**Given request**
Every line that contains the word "color" should be copied.
◆ ◆ ◆ ◆ ◆
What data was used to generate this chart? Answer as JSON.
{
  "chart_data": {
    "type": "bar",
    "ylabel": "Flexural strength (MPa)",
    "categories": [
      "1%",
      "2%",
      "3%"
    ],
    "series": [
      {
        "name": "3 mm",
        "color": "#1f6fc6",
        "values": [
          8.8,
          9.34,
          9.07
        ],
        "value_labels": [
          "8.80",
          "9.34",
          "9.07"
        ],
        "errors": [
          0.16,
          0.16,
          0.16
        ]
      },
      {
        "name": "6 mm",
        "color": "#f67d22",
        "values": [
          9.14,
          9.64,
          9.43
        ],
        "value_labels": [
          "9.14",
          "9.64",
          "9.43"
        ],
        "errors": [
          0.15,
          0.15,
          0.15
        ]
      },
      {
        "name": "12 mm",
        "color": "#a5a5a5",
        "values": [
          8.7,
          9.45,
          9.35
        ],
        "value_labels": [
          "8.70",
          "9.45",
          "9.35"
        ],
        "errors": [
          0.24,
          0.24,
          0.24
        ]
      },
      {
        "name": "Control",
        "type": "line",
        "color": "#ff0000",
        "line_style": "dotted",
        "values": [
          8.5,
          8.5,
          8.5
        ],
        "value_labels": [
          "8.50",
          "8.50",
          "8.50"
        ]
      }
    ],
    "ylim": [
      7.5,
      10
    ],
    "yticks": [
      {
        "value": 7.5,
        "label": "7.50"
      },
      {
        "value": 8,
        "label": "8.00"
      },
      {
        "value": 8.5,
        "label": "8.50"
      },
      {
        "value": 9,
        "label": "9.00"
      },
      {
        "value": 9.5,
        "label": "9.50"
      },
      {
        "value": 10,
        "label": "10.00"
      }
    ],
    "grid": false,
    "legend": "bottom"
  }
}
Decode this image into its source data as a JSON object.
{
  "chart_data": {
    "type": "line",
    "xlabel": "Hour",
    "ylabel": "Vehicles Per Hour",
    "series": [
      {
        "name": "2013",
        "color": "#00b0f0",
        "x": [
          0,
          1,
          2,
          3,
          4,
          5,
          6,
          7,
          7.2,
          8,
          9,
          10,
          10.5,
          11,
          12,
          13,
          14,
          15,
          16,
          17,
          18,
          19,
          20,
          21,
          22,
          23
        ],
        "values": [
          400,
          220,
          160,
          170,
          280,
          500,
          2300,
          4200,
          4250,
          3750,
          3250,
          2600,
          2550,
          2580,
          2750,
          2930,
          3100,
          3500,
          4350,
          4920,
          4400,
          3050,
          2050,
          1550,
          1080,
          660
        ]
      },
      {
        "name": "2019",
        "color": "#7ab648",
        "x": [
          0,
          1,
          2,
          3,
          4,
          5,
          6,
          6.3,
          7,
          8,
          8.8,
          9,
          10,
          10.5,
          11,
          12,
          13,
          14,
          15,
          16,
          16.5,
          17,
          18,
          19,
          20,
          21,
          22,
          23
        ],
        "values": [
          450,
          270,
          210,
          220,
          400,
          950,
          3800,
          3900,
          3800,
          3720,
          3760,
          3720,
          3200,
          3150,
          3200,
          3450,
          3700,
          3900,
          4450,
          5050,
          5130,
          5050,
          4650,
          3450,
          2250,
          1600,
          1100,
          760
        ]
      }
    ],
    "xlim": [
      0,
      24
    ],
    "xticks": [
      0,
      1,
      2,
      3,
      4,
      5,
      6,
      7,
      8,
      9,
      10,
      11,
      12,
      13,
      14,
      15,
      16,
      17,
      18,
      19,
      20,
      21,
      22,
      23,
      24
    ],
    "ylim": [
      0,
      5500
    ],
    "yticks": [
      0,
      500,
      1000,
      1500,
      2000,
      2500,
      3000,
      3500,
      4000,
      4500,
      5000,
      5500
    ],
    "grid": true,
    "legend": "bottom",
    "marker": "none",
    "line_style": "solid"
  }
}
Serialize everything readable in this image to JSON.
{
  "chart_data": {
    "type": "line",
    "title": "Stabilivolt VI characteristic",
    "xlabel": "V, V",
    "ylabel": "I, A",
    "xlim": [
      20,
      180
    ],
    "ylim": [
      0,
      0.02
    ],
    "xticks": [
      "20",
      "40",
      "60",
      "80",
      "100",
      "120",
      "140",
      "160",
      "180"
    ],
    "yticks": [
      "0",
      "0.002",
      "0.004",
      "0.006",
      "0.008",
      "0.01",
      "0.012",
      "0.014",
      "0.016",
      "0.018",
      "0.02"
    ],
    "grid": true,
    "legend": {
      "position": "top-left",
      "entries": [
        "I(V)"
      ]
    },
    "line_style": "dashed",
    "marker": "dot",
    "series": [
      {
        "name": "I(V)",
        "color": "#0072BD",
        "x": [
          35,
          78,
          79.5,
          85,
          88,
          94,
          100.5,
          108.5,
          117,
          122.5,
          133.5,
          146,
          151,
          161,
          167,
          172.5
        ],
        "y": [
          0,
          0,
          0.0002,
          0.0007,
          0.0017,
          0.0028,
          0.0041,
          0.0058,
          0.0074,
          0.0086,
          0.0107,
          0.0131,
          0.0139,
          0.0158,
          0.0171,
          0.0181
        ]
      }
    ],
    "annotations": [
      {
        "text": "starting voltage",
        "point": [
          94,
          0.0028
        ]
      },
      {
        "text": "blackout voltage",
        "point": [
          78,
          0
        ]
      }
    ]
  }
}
◆ ◆ ◆ ◆ ◆
**The reply**
        "color": "#1f6fc6",
        "color": "#f67d22",
        "color": "#a5a5a5",
        "color": "#ff0000",
        "color": "#00b0f0",
        "color": "#7ab648",
        "color": "#0072BD",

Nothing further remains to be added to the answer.